*What this task involves:*
Copy out all the entries exactly.

*Records for the task:*
------------------------------------------------

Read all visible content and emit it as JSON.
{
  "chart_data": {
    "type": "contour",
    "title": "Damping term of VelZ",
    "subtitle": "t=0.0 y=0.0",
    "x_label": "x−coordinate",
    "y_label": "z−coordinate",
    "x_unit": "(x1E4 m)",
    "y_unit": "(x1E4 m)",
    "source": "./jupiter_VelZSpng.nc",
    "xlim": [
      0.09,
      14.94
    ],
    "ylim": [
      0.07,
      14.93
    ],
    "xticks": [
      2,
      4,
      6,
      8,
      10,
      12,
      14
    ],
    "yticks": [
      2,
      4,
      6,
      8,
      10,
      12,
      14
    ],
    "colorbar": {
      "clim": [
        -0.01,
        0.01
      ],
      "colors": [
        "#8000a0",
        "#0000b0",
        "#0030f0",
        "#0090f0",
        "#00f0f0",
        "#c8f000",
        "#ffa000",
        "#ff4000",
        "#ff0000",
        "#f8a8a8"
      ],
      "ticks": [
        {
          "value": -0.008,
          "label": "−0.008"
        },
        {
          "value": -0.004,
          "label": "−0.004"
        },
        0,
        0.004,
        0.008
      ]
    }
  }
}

------------------------------------------------

*Answer in full:*
Read all visible content and emit it as JSON.
{
  "chart_data": {
    "type": "contour",
    "title": "Damping term of VelZ",
    "subtitle": "t=0.0 y=0.0",
    "x_label": "x−coordinate",
    "y_label": "z−coordinate",
    "x_unit": "(x1E4 m)",
    "y_unit": "(x1E4 m)",
    "source": "./jupiter_VelZSpng.nc",
    "xlim": [
      0.09,
      14.94
    ],
    "ylim": [
      0.07,
      14.93
    ],
    "xticks": [
      2,
      4,
      6,
      8,
      10,
      12,
      14
    ],
    "yticks": [
      2,
      4,
      6,
      8,
      10,
      12,
      14
    ],
    "colorbar": {
      "clim": [
        -0.01,
        0.01
      ],
      "colors": [
        "#8000a0",
        "#0000b0",
        "#0030f0",
        "#0090f0",
        "#00f0f0",
        "#c8f000",
        "#ffa000",
        "#ff4000",
        "#ff0000",
        "#f8a8a8"
      ],
      "ticks": [
        {
          "value": -0.008,
          "label": "−0.008"
        },
        {
          "value": -0.004,
          "label": "−0.004"
        },
        0,
        0.004,
        0.008
      ]
    }
  }
}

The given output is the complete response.